Look through the listing and locate every line containing the word "Список"; copy those lines.

### Extracted information ###

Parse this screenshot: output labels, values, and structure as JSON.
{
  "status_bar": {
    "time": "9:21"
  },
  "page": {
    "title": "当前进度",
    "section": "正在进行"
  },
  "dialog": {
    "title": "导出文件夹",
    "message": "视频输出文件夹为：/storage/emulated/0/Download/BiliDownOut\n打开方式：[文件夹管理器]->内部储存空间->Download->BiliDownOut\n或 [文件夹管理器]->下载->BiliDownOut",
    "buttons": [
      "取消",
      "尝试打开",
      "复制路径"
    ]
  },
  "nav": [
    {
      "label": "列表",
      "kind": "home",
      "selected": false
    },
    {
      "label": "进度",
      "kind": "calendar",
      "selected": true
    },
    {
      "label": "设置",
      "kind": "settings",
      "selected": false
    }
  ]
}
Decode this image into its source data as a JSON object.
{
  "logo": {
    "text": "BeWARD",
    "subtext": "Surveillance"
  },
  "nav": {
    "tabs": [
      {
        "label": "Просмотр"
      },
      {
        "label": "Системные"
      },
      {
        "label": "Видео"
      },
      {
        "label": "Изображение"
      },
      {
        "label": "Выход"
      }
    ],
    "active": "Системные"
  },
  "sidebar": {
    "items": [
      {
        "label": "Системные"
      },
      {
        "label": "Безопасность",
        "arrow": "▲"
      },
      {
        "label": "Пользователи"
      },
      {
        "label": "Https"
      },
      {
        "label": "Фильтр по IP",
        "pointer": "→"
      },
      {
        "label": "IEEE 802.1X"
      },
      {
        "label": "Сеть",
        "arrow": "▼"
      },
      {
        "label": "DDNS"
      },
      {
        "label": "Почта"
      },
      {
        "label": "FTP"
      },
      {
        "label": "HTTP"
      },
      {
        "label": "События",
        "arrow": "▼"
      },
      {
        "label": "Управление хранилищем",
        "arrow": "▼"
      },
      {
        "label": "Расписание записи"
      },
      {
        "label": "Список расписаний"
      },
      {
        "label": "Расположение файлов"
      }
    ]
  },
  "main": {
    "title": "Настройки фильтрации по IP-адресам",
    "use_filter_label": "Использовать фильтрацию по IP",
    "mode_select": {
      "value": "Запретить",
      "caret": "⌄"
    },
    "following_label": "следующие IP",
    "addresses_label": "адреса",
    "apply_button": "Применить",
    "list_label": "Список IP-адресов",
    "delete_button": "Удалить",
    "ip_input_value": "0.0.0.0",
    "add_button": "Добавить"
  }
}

###

◆ Task solution ◆
        "label": "Список расписаний"
    "list_label": "Список IP-адресов",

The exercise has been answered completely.